---------- Material for the task ----------

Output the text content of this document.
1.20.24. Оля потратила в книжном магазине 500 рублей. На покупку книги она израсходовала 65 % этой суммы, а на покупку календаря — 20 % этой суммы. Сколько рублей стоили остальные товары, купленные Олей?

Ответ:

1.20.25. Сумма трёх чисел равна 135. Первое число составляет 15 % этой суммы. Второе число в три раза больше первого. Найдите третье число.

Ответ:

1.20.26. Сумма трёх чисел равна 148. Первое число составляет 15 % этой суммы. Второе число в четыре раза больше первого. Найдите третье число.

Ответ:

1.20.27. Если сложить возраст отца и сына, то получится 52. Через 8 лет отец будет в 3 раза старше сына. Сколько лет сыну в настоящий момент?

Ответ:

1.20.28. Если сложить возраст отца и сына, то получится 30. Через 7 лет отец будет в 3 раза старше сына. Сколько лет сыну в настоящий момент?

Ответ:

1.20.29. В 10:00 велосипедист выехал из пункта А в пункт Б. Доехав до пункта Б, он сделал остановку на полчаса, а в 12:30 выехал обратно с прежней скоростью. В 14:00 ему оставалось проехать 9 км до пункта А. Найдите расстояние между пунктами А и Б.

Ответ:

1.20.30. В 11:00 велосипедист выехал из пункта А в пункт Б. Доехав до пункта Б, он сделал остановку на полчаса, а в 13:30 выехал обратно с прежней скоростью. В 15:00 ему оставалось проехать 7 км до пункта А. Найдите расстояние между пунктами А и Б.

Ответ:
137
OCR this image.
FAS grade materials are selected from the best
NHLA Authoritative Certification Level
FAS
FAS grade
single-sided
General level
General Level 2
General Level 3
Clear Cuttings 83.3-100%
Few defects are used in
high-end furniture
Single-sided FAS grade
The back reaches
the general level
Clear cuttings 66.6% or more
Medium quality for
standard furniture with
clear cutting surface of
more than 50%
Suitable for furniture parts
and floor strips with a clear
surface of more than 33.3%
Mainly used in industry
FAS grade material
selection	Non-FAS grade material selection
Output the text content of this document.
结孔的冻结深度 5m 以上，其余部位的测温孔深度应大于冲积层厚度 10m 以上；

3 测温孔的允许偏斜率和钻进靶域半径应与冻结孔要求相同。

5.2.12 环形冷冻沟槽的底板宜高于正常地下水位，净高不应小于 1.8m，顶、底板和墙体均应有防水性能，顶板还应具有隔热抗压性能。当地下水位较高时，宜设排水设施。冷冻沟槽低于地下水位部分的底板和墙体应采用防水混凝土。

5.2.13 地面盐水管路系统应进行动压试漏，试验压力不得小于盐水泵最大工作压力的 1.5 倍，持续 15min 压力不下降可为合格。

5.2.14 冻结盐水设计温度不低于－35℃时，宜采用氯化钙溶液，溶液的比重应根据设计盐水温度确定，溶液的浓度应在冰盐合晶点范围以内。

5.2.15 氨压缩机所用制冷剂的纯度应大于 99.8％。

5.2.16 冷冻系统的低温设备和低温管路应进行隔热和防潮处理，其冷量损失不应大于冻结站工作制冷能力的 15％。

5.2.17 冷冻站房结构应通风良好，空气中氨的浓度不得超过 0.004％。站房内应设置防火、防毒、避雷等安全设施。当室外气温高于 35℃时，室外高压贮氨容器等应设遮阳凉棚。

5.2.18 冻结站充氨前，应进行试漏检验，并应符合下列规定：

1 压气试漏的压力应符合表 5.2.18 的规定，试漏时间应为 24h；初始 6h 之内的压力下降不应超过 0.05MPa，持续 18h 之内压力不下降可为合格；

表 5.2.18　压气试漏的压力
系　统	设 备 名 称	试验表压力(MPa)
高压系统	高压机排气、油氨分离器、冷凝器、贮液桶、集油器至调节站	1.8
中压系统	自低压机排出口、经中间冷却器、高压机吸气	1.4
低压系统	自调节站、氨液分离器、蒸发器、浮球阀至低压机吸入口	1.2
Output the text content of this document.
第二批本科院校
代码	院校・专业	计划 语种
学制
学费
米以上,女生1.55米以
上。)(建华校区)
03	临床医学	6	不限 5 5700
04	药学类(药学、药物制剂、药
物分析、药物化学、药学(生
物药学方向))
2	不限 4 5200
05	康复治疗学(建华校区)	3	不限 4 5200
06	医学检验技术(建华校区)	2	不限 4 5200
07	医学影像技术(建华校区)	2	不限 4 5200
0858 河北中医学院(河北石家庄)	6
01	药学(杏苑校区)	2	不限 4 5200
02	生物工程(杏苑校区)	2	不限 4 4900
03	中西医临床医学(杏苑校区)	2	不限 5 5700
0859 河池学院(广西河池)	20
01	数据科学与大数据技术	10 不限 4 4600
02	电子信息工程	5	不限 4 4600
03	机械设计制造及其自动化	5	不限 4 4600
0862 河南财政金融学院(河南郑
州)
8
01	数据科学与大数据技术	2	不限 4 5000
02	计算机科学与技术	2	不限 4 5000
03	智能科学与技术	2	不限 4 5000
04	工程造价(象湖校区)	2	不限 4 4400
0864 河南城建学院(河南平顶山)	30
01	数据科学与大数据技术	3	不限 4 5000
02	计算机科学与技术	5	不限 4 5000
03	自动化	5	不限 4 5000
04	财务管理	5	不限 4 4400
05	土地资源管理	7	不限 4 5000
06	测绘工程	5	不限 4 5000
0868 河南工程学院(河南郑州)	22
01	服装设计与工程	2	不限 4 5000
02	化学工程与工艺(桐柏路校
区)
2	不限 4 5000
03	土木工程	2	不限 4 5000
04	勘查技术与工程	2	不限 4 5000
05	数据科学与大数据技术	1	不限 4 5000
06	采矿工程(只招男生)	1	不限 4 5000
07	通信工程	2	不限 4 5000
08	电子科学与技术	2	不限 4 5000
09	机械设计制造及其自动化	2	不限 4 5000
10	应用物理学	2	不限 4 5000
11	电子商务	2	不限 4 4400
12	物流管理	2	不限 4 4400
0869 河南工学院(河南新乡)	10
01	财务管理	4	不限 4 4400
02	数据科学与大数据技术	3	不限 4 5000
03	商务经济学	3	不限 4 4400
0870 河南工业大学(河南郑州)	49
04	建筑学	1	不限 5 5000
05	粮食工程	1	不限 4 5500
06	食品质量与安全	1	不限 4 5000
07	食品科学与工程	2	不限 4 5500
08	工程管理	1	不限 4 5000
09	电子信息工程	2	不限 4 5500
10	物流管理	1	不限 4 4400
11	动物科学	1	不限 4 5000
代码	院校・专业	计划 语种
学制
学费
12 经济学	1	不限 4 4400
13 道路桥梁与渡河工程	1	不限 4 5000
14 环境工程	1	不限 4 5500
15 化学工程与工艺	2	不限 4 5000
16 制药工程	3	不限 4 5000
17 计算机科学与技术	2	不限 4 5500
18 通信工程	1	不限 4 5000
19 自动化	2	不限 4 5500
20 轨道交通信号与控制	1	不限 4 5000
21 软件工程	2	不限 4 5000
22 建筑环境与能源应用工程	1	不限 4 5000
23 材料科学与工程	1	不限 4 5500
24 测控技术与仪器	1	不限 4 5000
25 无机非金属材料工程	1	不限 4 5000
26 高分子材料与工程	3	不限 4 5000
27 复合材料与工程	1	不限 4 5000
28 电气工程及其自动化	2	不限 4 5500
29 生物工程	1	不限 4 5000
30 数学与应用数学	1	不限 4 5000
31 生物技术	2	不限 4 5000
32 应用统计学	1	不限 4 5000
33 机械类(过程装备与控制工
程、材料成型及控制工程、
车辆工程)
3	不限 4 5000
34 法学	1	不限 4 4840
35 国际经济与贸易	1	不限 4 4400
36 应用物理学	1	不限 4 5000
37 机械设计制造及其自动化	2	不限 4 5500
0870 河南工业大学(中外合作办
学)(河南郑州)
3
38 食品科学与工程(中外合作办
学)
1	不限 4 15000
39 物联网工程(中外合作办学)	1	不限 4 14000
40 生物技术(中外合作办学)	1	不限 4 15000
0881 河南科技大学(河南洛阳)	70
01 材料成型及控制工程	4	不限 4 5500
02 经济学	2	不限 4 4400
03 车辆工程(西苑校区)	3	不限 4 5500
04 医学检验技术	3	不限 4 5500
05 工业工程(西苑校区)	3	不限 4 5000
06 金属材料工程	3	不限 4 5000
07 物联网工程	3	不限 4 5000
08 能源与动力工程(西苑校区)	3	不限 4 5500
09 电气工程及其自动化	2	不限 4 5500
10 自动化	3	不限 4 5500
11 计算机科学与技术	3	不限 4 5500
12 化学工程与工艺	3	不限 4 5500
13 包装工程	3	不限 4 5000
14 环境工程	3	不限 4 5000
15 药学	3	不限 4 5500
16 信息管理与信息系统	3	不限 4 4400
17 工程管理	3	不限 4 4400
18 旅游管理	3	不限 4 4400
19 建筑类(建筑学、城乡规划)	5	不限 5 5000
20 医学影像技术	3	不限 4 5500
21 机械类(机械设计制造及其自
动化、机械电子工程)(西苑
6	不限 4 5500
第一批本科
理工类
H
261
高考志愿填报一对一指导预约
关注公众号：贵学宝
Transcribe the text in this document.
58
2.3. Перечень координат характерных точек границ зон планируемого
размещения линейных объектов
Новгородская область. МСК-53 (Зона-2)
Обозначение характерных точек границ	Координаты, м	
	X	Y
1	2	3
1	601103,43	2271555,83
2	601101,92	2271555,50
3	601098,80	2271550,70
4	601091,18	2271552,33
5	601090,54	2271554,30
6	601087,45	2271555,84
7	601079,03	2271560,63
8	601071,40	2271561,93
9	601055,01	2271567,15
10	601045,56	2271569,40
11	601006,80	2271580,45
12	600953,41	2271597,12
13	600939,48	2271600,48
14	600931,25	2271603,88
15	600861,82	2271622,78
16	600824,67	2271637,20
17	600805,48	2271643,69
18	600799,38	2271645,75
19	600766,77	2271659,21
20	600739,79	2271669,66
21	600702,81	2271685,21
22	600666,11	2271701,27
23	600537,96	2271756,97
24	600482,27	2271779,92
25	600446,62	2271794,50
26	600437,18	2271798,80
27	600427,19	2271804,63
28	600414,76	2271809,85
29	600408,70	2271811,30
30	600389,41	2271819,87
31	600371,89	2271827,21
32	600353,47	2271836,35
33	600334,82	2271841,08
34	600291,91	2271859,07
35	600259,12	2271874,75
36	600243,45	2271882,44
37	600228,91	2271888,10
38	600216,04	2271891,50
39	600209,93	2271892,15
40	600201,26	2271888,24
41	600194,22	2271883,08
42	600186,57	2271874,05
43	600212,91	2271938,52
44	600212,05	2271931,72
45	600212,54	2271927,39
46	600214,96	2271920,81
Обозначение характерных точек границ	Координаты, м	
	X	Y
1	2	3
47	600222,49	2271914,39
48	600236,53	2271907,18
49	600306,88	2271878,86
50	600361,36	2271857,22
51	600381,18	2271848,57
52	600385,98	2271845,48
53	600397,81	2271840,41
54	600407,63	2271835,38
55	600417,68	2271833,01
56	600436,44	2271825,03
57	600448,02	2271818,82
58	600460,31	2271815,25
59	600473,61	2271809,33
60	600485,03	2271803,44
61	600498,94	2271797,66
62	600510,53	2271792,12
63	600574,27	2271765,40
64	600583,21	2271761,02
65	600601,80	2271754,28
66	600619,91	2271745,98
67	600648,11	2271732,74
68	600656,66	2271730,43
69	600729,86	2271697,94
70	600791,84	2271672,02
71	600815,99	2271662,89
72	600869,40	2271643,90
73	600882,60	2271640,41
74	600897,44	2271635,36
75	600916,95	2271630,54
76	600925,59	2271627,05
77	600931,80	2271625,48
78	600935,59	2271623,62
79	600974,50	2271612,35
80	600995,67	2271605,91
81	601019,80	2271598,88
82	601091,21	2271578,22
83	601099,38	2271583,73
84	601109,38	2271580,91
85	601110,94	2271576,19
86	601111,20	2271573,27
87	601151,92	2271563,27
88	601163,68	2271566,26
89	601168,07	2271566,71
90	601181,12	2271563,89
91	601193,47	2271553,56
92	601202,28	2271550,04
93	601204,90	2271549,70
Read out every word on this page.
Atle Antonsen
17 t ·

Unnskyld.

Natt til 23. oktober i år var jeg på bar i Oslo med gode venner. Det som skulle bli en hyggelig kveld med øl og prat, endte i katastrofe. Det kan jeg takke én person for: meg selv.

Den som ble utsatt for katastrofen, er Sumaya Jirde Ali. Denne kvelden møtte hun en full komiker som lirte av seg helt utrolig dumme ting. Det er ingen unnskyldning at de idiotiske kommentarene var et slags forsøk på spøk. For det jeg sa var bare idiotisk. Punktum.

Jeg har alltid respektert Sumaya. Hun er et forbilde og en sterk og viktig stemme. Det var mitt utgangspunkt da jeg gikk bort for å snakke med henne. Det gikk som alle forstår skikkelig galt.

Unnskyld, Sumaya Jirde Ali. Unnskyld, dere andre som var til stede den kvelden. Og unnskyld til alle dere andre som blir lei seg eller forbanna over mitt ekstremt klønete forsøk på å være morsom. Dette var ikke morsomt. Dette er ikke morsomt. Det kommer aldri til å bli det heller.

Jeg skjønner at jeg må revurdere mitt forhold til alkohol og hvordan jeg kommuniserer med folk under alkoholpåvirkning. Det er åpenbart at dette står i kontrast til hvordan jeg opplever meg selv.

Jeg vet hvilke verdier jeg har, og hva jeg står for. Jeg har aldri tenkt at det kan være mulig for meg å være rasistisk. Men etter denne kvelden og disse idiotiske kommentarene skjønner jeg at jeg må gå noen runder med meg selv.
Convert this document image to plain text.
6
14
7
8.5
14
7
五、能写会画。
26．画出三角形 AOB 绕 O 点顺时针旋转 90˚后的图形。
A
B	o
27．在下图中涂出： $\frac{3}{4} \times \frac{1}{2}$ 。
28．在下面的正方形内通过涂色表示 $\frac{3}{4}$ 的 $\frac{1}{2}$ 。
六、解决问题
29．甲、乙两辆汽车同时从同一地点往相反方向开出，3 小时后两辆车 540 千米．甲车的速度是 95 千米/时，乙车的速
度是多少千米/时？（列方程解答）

----------

Note how many lines of the material contain the string "остановку". Then report that number by itself.

2